>> begin Rows

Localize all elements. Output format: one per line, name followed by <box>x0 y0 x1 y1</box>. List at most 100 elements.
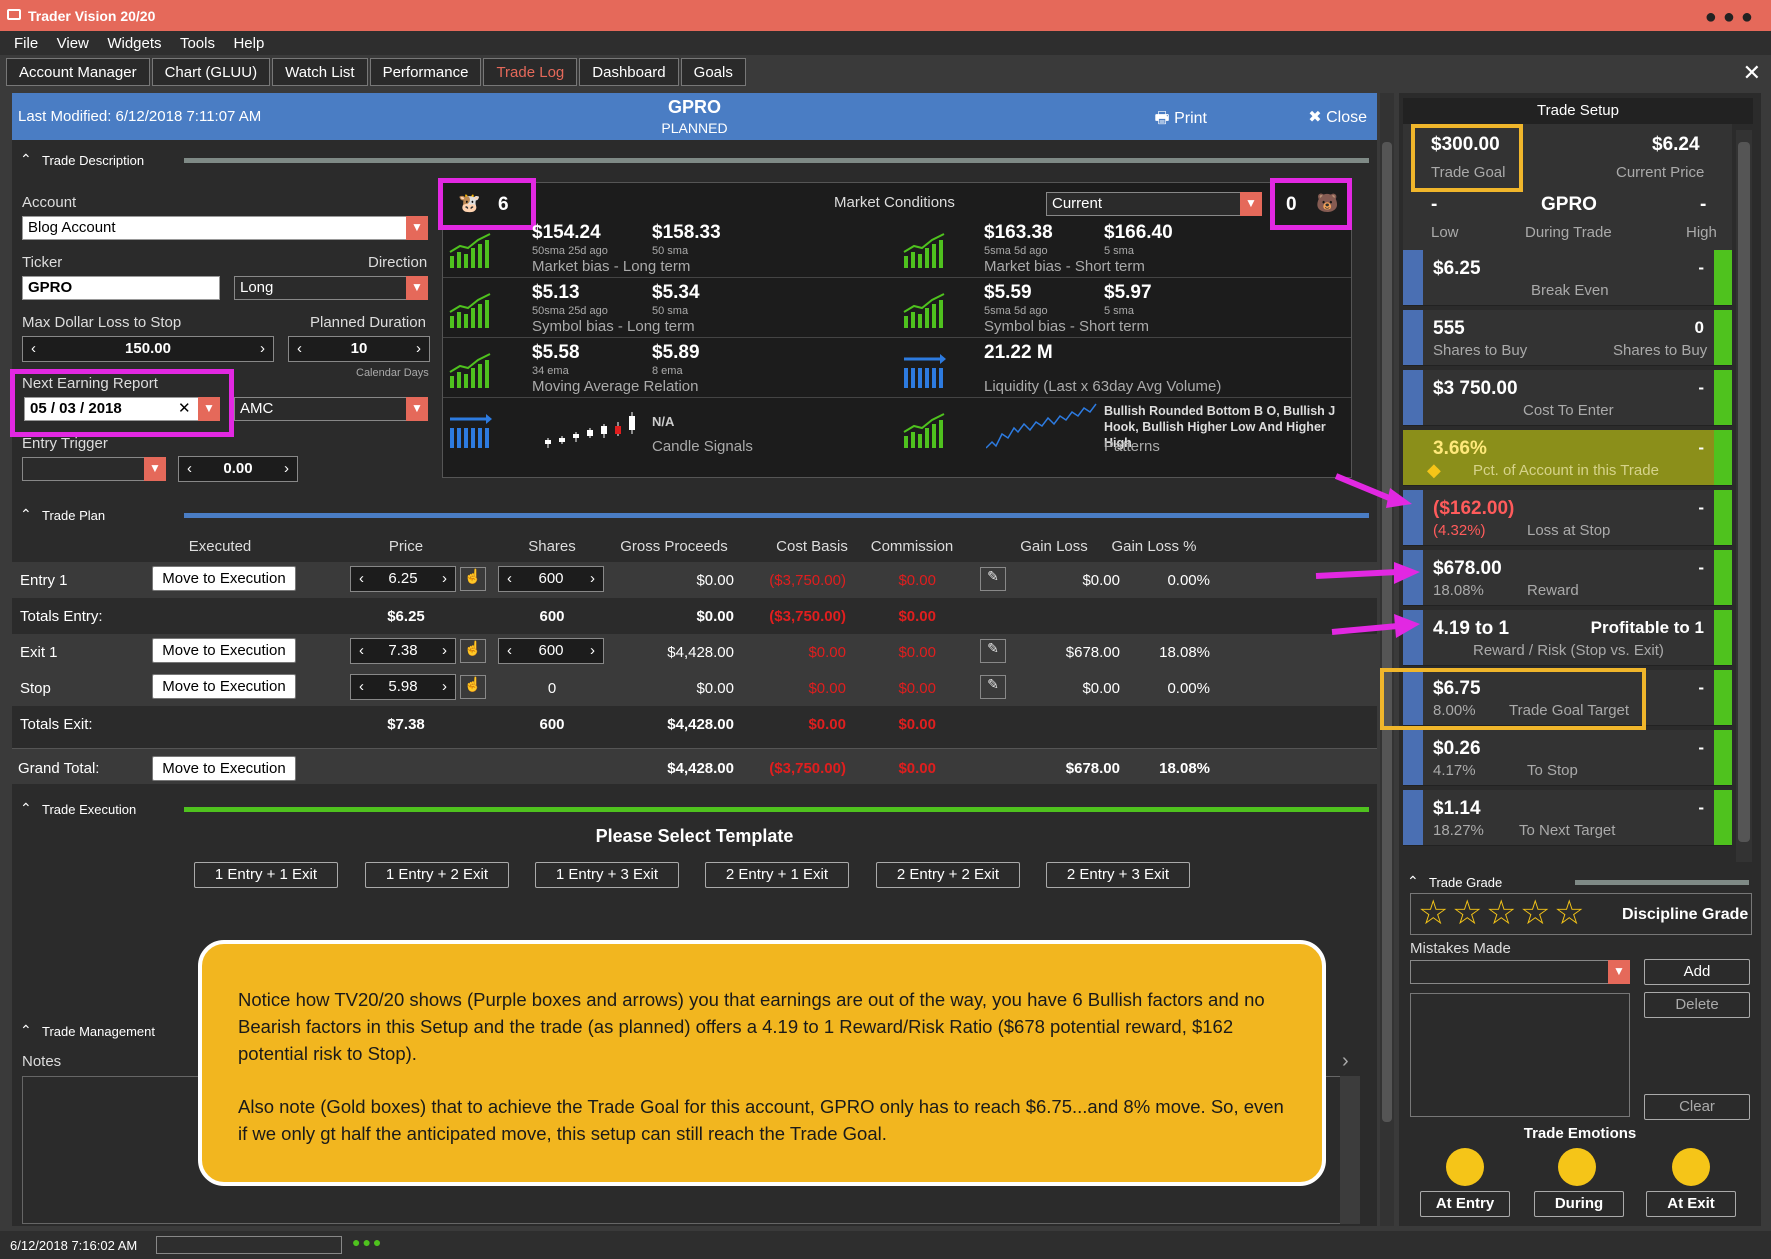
earning-time-select[interactable]: AMC <box>234 397 410 421</box>
delete-mistake-button[interactable]: Delete <box>1644 992 1750 1018</box>
emotion-face-icon[interactable] <box>1446 1148 1484 1186</box>
clear-date-icon[interactable]: ✕ <box>178 399 191 417</box>
tab-chart[interactable]: Chart (GLUU) <box>151 58 271 86</box>
edit-pencil-icon[interactable]: ✎ <box>980 639 1006 663</box>
template-button[interactable]: 2 Entry + 2 Exit <box>876 862 1020 888</box>
chevron-down-icon[interactable]: ▼ <box>144 457 166 481</box>
template-button[interactable]: 1 Entry + 3 Exit <box>535 862 679 888</box>
move-to-execution-button[interactable]: Move to Execution <box>152 756 296 781</box>
account-select[interactable]: Blog Account <box>22 216 410 240</box>
chevron-left-icon[interactable]: ‹ <box>499 639 512 663</box>
tab-performance[interactable]: Performance <box>369 58 482 86</box>
price-stepper[interactable]: ‹ 5.98 › <box>350 674 456 700</box>
collapse-icon[interactable]: ⌃ <box>20 506 32 523</box>
emotion-face-icon[interactable] <box>1672 1148 1710 1186</box>
duration-stepper[interactable]: ‹ 10 › <box>288 336 430 362</box>
max-loss-stepper[interactable]: ‹ 150.00 › <box>22 336 274 362</box>
trade-description-header[interactable]: ⌃ Trade Description <box>12 148 1377 172</box>
entry-trigger-stepper[interactable]: ‹ 0.00 › <box>178 456 298 482</box>
add-mistake-button[interactable]: Add <box>1644 959 1750 985</box>
chevron-down-icon[interactable]: ▼ <box>198 397 220 421</box>
menu-help[interactable]: Help <box>233 35 264 52</box>
chevron-right-icon[interactable]: › <box>260 337 273 361</box>
mistakes-list[interactable] <box>1410 993 1630 1117</box>
direction-select[interactable]: Long <box>234 276 410 300</box>
template-button[interactable]: 2 Entry + 1 Exit <box>705 862 849 888</box>
setup-scroll-thumb[interactable] <box>1738 142 1750 842</box>
menu-tools[interactable]: Tools <box>180 35 215 52</box>
move-to-execution-button[interactable]: Move to Execution <box>152 566 296 591</box>
close-tab-icon[interactable]: ✕ <box>1743 60 1761 86</box>
tab-account-manager[interactable]: Account Manager <box>6 58 150 86</box>
tab-watch-list[interactable]: Watch List <box>272 58 368 86</box>
chevron-right-icon[interactable]: › <box>442 675 455 699</box>
chevron-left-icon[interactable]: ‹ <box>351 567 364 591</box>
chevron-down-icon[interactable]: ▼ <box>406 216 428 240</box>
trade-execution-header[interactable]: ⌃ Trade Execution <box>12 797 1377 821</box>
notes-scrollbar[interactable] <box>1340 1076 1360 1224</box>
price-stepper[interactable]: ‹ 7.38 › <box>350 638 456 664</box>
tab-trade-log[interactable]: Trade Log <box>483 58 578 86</box>
chevron-right-icon[interactable]: › <box>442 639 455 663</box>
tab-dashboard[interactable]: Dashboard <box>579 58 679 86</box>
entry-trigger-select[interactable] <box>22 457 146 481</box>
market-conditions-select[interactable]: Current <box>1046 192 1262 216</box>
ticker-input[interactable]: GPRO <box>22 276 220 300</box>
star-icon[interactable]: ☆ <box>1452 893 1482 933</box>
edit-pencil-icon[interactable]: ✎ <box>980 675 1006 699</box>
chevron-down-icon[interactable]: ▼ <box>1240 192 1262 216</box>
chevron-down-icon[interactable]: ▼ <box>406 276 428 300</box>
chevron-right-icon[interactable]: › <box>590 567 603 591</box>
edit-pencil-icon[interactable]: ✎ <box>980 567 1006 591</box>
menu-file[interactable]: File <box>14 35 38 52</box>
chevron-right-icon[interactable]: › <box>284 457 297 481</box>
collapse-icon[interactable]: ⌃ <box>20 151 32 168</box>
hand-icon[interactable]: ☝ <box>460 567 486 591</box>
collapse-icon[interactable]: ⌃ <box>1407 873 1419 890</box>
print-button[interactable]: 🖶 Print <box>1155 107 1207 134</box>
close-button[interactable]: ✖ Close <box>1308 107 1367 127</box>
chevron-right-icon[interactable]: › <box>1342 1050 1349 1073</box>
star-icon[interactable]: ☆ <box>1520 893 1550 933</box>
collapse-icon[interactable]: ⌃ <box>20 1022 32 1039</box>
price-stepper[interactable]: ‹ 6.25 › <box>350 566 456 592</box>
during-button[interactable]: During <box>1534 1191 1624 1217</box>
move-to-execution-button[interactable]: Move to Execution <box>152 674 296 699</box>
shares-stepper[interactable]: ‹ 600 › <box>498 638 604 664</box>
template-button[interactable]: 1 Entry + 2 Exit <box>365 862 509 888</box>
chevron-left-icon[interactable]: ‹ <box>179 457 192 481</box>
star-icon[interactable]: ☆ <box>1418 893 1448 933</box>
at-entry-button[interactable]: At Entry <box>1420 1191 1510 1217</box>
star-icon[interactable]: ☆ <box>1554 893 1584 933</box>
hand-icon[interactable]: ☝ <box>460 639 486 663</box>
emotion-face-icon[interactable] <box>1558 1148 1596 1186</box>
at-exit-button[interactable]: At Exit <box>1646 1191 1736 1217</box>
template-button[interactable]: 1 Entry + 1 Exit <box>194 862 338 888</box>
chevron-left-icon[interactable]: ‹ <box>351 675 364 699</box>
chevron-left-icon[interactable]: ‹ <box>499 567 512 591</box>
hand-icon[interactable]: ☝ <box>460 675 486 699</box>
chevron-down-icon[interactable]: ▼ <box>1608 960 1630 984</box>
chevron-right-icon[interactable]: › <box>416 337 429 361</box>
chevron-left-icon[interactable]: ‹ <box>351 639 364 663</box>
shares-stepper[interactable]: ‹ 600 › <box>498 566 604 592</box>
chevron-left-icon[interactable]: ‹ <box>23 337 36 361</box>
window-menu-icon[interactable]: ●●● <box>1705 6 1759 29</box>
chevron-down-icon[interactable]: ▼ <box>406 397 428 421</box>
move-to-execution-button[interactable]: Move to Execution <box>152 638 296 663</box>
trade-management-header[interactable]: ⌃ Trade Management <box>12 1019 202 1043</box>
collapse-icon[interactable]: ⌃ <box>20 800 32 817</box>
trade-grade-header[interactable]: ⌃ Trade Grade <box>1399 870 1761 894</box>
menu-widgets[interactable]: Widgets <box>107 35 161 52</box>
chevron-right-icon[interactable]: › <box>590 639 603 663</box>
trade-plan-header[interactable]: ⌃ Trade Plan <box>12 503 1377 527</box>
mistakes-select[interactable] <box>1410 960 1610 984</box>
template-button[interactable]: 2 Entry + 3 Exit <box>1046 862 1190 888</box>
star-icon[interactable]: ☆ <box>1486 893 1516 933</box>
clear-mistakes-button[interactable]: Clear <box>1644 1094 1750 1120</box>
chevron-right-icon[interactable]: › <box>442 567 455 591</box>
earning-date-input[interactable]: 05 / 03 / 2018 <box>24 397 200 421</box>
tab-goals[interactable]: Goals <box>680 58 746 86</box>
chevron-left-icon[interactable]: ‹ <box>289 337 302 361</box>
menu-view[interactable]: View <box>57 35 89 52</box>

>> end Rows

**Problem to work on**: Copy every line of the items above word for word, leaving out the pictures.

**Answer in full**:
Localize all elements. Output format: one per line, name followed by <box>x0 y0 x1 y1</box>. List at most 100 elements.
earning-time-select[interactable]: AMC <box>234 397 410 421</box>
delete-mistake-button[interactable]: Delete <box>1644 992 1750 1018</box>
emotion-face-icon[interactable] <box>1446 1148 1484 1186</box>
clear-date-icon[interactable]: ✕ <box>178 399 191 417</box>
tab-chart[interactable]: Chart (GLUU) <box>151 58 271 86</box>
edit-pencil-icon[interactable]: ✎ <box>980 639 1006 663</box>
template-button[interactable]: 2 Entry + 2 Exit <box>876 862 1020 888</box>
chevron-down-icon[interactable]: ▼ <box>144 457 166 481</box>
template-button[interactable]: 1 Entry + 3 Exit <box>535 862 679 888</box>
move-to-execution-button[interactable]: Move to Execution <box>152 756 296 781</box>
account-select[interactable]: Blog Account <box>22 216 410 240</box>
chevron-left-icon[interactable]: ‹ <box>499 639 512 663</box>
tab-performance[interactable]: Performance <box>369 58 482 86</box>
price-stepper[interactable]: ‹ 5.98 › <box>350 674 456 700</box>
collapse-icon[interactable]: ⌃ <box>20 506 32 523</box>
emotion-face-icon[interactable] <box>1672 1148 1710 1186</box>
duration-stepper[interactable]: ‹ 10 › <box>288 336 430 362</box>
max-loss-stepper[interactable]: ‹ 150.00 › <box>22 336 274 362</box>
trade-description-header[interactable]: ⌃ Trade Description <box>12 148 1377 172</box>
entry-trigger-stepper[interactable]: ‹ 0.00 › <box>178 456 298 482</box>
add-mistake-button[interactable]: Add <box>1644 959 1750 985</box>
chevron-down-icon[interactable]: ▼ <box>198 397 220 421</box>
menu-help[interactable]: Help <box>233 35 264 52</box>
chevron-right-icon[interactable]: › <box>260 337 273 361</box>
mistakes-list[interactable] <box>1410 993 1630 1117</box>
direction-select[interactable]: Long <box>234 276 410 300</box>
template-button[interactable]: 2 Entry + 1 Exit <box>705 862 849 888</box>
setup-scroll-thumb[interactable] <box>1738 142 1750 842</box>
menu-tools[interactable]: Tools <box>180 35 215 52</box>
move-to-execution-button[interactable]: Move to Execution <box>152 566 296 591</box>
close-tab-icon[interactable]: ✕ <box>1743 60 1761 86</box>
tab-account-manager[interactable]: Account Manager <box>6 58 150 86</box>
tab-watch-list[interactable]: Watch List <box>272 58 368 86</box>
chevron-right-icon[interactable]: › <box>442 675 455 699</box>
chevron-left-icon[interactable]: ‹ <box>351 567 364 591</box>
chevron-down-icon[interactable]: ▼ <box>406 216 428 240</box>
trade-execution-header[interactable]: ⌃ Trade Execution <box>12 797 1377 821</box>
notes-scrollbar[interactable] <box>1340 1076 1360 1224</box>
price-stepper[interactable]: ‹ 7.38 › <box>350 638 456 664</box>
tab-trade-log[interactable]: Trade Log <box>483 58 578 86</box>
chevron-right-icon[interactable]: › <box>442 639 455 663</box>
tab-dashboard[interactable]: Dashboard <box>579 58 679 86</box>
entry-trigger-select[interactable] <box>22 457 146 481</box>
market-conditions-select[interactable]: Current <box>1046 192 1262 216</box>
ticker-input[interactable]: GPRO <box>22 276 220 300</box>
star-icon[interactable]: ☆ <box>1452 893 1482 933</box>
edit-pencil-icon[interactable]: ✎ <box>980 675 1006 699</box>
chevron-down-icon[interactable]: ▼ <box>1240 192 1262 216</box>
chevron-down-icon[interactable]: ▼ <box>406 276 428 300</box>
chevron-right-icon[interactable]: › <box>590 567 603 591</box>
edit-pencil-icon[interactable]: ✎ <box>980 567 1006 591</box>
menu-file[interactable]: File <box>14 35 38 52</box>
chevron-right-icon[interactable]: › <box>284 457 297 481</box>
collapse-icon[interactable]: ⌃ <box>20 151 32 168</box>
hand-icon[interactable]: ☝ <box>460 567 486 591</box>
collapse-icon[interactable]: ⌃ <box>1407 873 1419 890</box>
print-button[interactable]: 🖶 Print <box>1155 107 1207 134</box>
close-button[interactable]: ✖ Close <box>1308 107 1367 127</box>
chevron-right-icon[interactable]: › <box>1342 1050 1349 1073</box>
star-icon[interactable]: ☆ <box>1520 893 1550 933</box>
collapse-icon[interactable]: ⌃ <box>20 1022 32 1039</box>
price-stepper[interactable]: ‹ 6.25 › <box>350 566 456 592</box>
during-button[interactable]: During <box>1534 1191 1624 1217</box>
move-to-execution-button[interactable]: Move to Execution <box>152 674 296 699</box>
shares-stepper[interactable]: ‹ 600 › <box>498 638 604 664</box>
template-button[interactable]: 1 Entry + 2 Exit <box>365 862 509 888</box>
chevron-left-icon[interactable]: ‹ <box>179 457 192 481</box>
star-icon[interactable]: ☆ <box>1418 893 1448 933</box>
at-entry-button[interactable]: At Entry <box>1420 1191 1510 1217</box>
star-icon[interactable]: ☆ <box>1554 893 1584 933</box>
hand-icon[interactable]: ☝ <box>460 639 486 663</box>
emotion-face-icon[interactable] <box>1558 1148 1596 1186</box>
at-exit-button[interactable]: At Exit <box>1646 1191 1736 1217</box>
template-button[interactable]: 1 Entry + 1 Exit <box>194 862 338 888</box>
chevron-left-icon[interactable]: ‹ <box>351 675 364 699</box>
chevron-left-icon[interactable]: ‹ <box>499 567 512 591</box>
hand-icon[interactable]: ☝ <box>460 675 486 699</box>
chevron-down-icon[interactable]: ▼ <box>1608 960 1630 984</box>
chevron-right-icon[interactable]: › <box>416 337 429 361</box>
chevron-left-icon[interactable]: ‹ <box>351 639 364 663</box>
shares-stepper[interactable]: ‹ 600 › <box>498 566 604 592</box>
chevron-left-icon[interactable]: ‹ <box>23 337 36 361</box>
window-menu-icon[interactable]: ●●● <box>1705 6 1759 29</box>
chevron-down-icon[interactable]: ▼ <box>406 397 428 421</box>
move-to-execution-button[interactable]: Move to Execution <box>152 638 296 663</box>
trade-management-header[interactable]: ⌃ Trade Management <box>12 1019 202 1043</box>
collapse-icon[interactable]: ⌃ <box>20 800 32 817</box>
trade-grade-header[interactable]: ⌃ Trade Grade <box>1399 870 1761 894</box>
menu-widgets[interactable]: Widgets <box>107 35 161 52</box>
chevron-right-icon[interactable]: › <box>590 639 603 663</box>
trade-plan-header[interactable]: ⌃ Trade Plan <box>12 503 1377 527</box>
mistakes-select[interactable] <box>1410 960 1610 984</box>
template-button[interactable]: 2 Entry + 3 Exit <box>1046 862 1190 888</box>
star-icon[interactable]: ☆ <box>1486 893 1516 933</box>
clear-mistakes-button[interactable]: Clear <box>1644 1094 1750 1120</box>
chevron-right-icon[interactable]: › <box>442 567 455 591</box>
earning-date-input[interactable]: 05 / 03 / 2018 <box>24 397 200 421</box>
tab-goals[interactable]: Goals <box>680 58 746 86</box>
chevron-left-icon[interactable]: ‹ <box>289 337 302 361</box>
menu-view[interactable]: View <box>57 35 89 52</box>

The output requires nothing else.